Task brief
What follows is a listing to be transcribed exactly.

[Start of Data shown]

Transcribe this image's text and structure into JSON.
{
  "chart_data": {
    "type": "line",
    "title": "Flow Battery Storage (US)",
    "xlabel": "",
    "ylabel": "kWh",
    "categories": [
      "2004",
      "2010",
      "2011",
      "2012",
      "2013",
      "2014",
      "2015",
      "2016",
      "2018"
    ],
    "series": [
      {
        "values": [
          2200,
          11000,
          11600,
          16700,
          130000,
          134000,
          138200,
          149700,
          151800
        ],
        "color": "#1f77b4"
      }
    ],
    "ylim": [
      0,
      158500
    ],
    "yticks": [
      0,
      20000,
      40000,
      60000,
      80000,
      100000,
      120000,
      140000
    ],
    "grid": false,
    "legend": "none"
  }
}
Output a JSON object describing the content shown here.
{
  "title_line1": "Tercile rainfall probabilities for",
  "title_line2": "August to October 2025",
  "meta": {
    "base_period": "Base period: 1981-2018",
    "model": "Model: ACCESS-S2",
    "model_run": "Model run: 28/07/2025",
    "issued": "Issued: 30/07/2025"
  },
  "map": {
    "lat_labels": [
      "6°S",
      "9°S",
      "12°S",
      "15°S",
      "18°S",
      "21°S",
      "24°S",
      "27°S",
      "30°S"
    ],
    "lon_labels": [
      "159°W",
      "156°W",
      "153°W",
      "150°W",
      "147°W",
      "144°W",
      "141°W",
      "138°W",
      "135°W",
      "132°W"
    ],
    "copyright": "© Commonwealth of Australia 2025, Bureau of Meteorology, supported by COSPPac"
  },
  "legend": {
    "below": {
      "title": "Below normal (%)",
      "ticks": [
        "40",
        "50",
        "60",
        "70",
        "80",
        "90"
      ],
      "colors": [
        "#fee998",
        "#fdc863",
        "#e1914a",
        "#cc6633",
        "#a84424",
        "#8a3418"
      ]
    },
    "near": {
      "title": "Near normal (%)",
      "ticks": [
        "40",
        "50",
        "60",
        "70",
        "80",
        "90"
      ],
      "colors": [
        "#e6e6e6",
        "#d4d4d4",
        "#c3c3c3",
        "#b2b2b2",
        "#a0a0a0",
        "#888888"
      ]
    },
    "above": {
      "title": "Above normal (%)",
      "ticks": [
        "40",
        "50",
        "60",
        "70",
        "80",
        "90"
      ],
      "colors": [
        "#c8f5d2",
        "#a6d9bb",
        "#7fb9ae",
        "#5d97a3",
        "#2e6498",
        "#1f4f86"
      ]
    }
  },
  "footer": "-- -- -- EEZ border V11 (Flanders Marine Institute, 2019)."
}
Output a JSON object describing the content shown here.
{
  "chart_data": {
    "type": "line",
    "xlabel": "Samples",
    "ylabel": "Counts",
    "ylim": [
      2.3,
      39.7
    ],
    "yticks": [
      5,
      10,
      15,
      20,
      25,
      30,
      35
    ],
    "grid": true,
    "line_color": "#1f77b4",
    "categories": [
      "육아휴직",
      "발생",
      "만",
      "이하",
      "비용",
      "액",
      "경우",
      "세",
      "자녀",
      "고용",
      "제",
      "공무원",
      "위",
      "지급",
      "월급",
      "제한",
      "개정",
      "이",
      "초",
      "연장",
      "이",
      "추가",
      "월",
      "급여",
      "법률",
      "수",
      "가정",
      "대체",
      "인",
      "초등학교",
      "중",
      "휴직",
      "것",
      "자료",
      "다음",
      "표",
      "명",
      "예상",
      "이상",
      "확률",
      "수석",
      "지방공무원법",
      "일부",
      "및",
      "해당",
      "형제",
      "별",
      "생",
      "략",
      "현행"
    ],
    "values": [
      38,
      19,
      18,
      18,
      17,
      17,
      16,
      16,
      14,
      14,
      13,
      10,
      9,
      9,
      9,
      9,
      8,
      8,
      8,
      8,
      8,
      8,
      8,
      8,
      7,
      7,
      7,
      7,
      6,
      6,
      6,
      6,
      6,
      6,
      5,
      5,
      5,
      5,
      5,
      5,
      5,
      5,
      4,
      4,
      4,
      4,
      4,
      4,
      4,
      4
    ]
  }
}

[End of Data shown]

The answer
Transcribe this image's text and structure into JSON.
{
  "chart_data": {
    "type": "line",
    "title": "Flow Battery Storage (US)",
    "xlabel": "",
    "ylabel": "kWh",
    "categories": [
      "2004",
      "2010",
      "2011",
      "2012",
      "2013",
      "2014",
      "2015",
      "2016",
      "2018"
    ],
    "series": [
      {
        "values": [
          2200,
          11000,
          11600,
          16700,
          130000,
          134000,
          138200,
          149700,
          151800
        ],
        "color": "#1f77b4"
      }
    ],
    "ylim": [
      0,
      158500
    ],
    "yticks": [
      0,
      20000,
      40000,
      60000,
      80000,
      100000,
      120000,
      140000
    ],
    "grid": false,
    "legend": "none"
  }
}
Output a JSON object describing the content shown here.
{
  "title_line1": "Tercile rainfall probabilities for",
  "title_line2": "August to October 2025",
  "meta": {
    "base_period": "Base period: 1981-2018",
    "model": "Model: ACCESS-S2",
    "model_run": "Model run: 28/07/2025",
    "issued": "Issued: 30/07/2025"
  },
  "map": {
    "lat_labels": [
      "6°S",
      "9°S",
      "12°S",
      "15°S",
      "18°S",
      "21°S",
      "24°S",
      "27°S",
      "30°S"
    ],
    "lon_labels": [
      "159°W",
      "156°W",
      "153°W",
      "150°W",
      "147°W",
      "144°W",
      "141°W",
      "138°W",
      "135°W",
      "132°W"
    ],
    "copyright": "© Commonwealth of Australia 2025, Bureau of Meteorology, supported by COSPPac"
  },
  "legend": {
    "below": {
      "title": "Below normal (%)",
      "ticks": [
        "40",
        "50",
        "60",
        "70",
        "80",
        "90"
      ],
      "colors": [
        "#fee998",
        "#fdc863",
        "#e1914a",
        "#cc6633",
        "#a84424",
        "#8a3418"
      ]
    },
    "near": {
      "title": "Near normal (%)",
      "ticks": [
        "40",
        "50",
        "60",
        "70",
        "80",
        "90"
      ],
      "colors": [
        "#e6e6e6",
        "#d4d4d4",
        "#c3c3c3",
        "#b2b2b2",
        "#a0a0a0",
        "#888888"
      ]
    },
    "above": {
      "title": "Above normal (%)",
      "ticks": [
        "40",
        "50",
        "60",
        "70",
        "80",
        "90"
      ],
      "colors": [
        "#c8f5d2",
        "#a6d9bb",
        "#7fb9ae",
        "#5d97a3",
        "#2e6498",
        "#1f4f86"
      ]
    }
  },
  "footer": "-- -- -- EEZ border V11 (Flanders Marine Institute, 2019)."
}
Output a JSON object describing the content shown here.
{
  "chart_data": {
    "type": "line",
    "xlabel": "Samples",
    "ylabel": "Counts",
    "ylim": [
      2.3,
      39.7
    ],
    "yticks": [
      5,
      10,
      15,
      20,
      25,
      30,
      35
    ],
    "grid": true,
    "line_color": "#1f77b4",
    "categories": [
      "육아휴직",
      "발생",
      "만",
      "이하",
      "비용",
      "액",
      "경우",
      "세",
      "자녀",
      "고용",
      "제",
      "공무원",
      "위",
      "지급",
      "월급",
      "제한",
      "개정",
      "이",
      "초",
      "연장",
      "이",
      "추가",
      "월",
      "급여",
      "법률",
      "수",
      "가정",
      "대체",
      "인",
      "초등학교",
      "중",
      "휴직",
      "것",
      "자료",
      "다음",
      "표",
      "명",
      "예상",
      "이상",
      "확률",
      "수석",
      "지방공무원법",
      "일부",
      "및",
      "해당",
      "형제",
      "별",
      "생",
      "략",
      "현행"
    ],
    "values": [
      38,
      19,
      18,
      18,
      17,
      17,
      16,
      16,
      14,
      14,
      13,
      10,
      9,
      9,
      9,
      9,
      8,
      8,
      8,
      8,
      8,
      8,
      8,
      8,
      7,
      7,
      7,
      7,
      6,
      6,
      6,
      6,
      6,
      6,
      5,
      5,
      5,
      5,
      5,
      5,
      5,
      5,
      4,
      4,
      4,
      4,
      4,
      4,
      4,
      4
    ]
  }
}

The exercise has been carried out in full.